Work to do
Here are some entries; quote each one exactly.

— START —

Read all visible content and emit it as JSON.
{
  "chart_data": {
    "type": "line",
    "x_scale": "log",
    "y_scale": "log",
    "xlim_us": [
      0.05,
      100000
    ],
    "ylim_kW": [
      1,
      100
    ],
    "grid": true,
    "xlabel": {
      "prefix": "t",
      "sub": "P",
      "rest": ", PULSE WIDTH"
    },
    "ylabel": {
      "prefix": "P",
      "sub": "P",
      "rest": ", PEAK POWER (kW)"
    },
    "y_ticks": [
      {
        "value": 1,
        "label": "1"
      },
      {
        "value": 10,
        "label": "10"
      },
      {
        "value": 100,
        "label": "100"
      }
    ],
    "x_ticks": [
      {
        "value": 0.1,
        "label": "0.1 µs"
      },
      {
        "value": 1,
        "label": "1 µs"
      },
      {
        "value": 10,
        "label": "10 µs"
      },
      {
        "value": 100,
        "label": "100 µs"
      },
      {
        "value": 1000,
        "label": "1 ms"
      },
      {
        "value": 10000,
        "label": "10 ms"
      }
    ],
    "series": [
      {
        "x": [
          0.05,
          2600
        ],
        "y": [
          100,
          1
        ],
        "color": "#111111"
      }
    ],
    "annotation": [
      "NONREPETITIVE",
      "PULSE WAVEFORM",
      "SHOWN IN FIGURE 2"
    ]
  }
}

— END —

Expected answer
Read all visible content and emit it as JSON.
{
  "chart_data": {
    "type": "line",
    "x_scale": "log",
    "y_scale": "log",
    "xlim_us": [
      0.05,
      100000
    ],
    "ylim_kW": [
      1,
      100
    ],
    "grid": true,
    "xlabel": {
      "prefix": "t",
      "sub": "P",
      "rest": ", PULSE WIDTH"
    },
    "ylabel": {
      "prefix": "P",
      "sub": "P",
      "rest": ", PEAK POWER (kW)"
    },
    "y_ticks": [
      {
        "value": 1,
        "label": "1"
      },
      {
        "value": 10,
        "label": "10"
      },
      {
        "value": 100,
        "label": "100"
      }
    ],
    "x_ticks": [
      {
        "value": 0.1,
        "label": "0.1 µs"
      },
      {
        "value": 1,
        "label": "1 µs"
      },
      {
        "value": 10,
        "label": "10 µs"
      },
      {
        "value": 100,
        "label": "100 µs"
      },
      {
        "value": 1000,
        "label": "1 ms"
      },
      {
        "value": 10000,
        "label": "10 ms"
      }
    ],
    "series": [
      {
        "x": [
          0.05,
          2600
        ],
        "y": [
          100,
          1
        ],
        "color": "#111111"
      }
    ],
    "annotation": [
      "NONREPETITIVE",
      "PULSE WAVEFORM",
      "SHOWN IN FIGURE 2"
    ]
  }
}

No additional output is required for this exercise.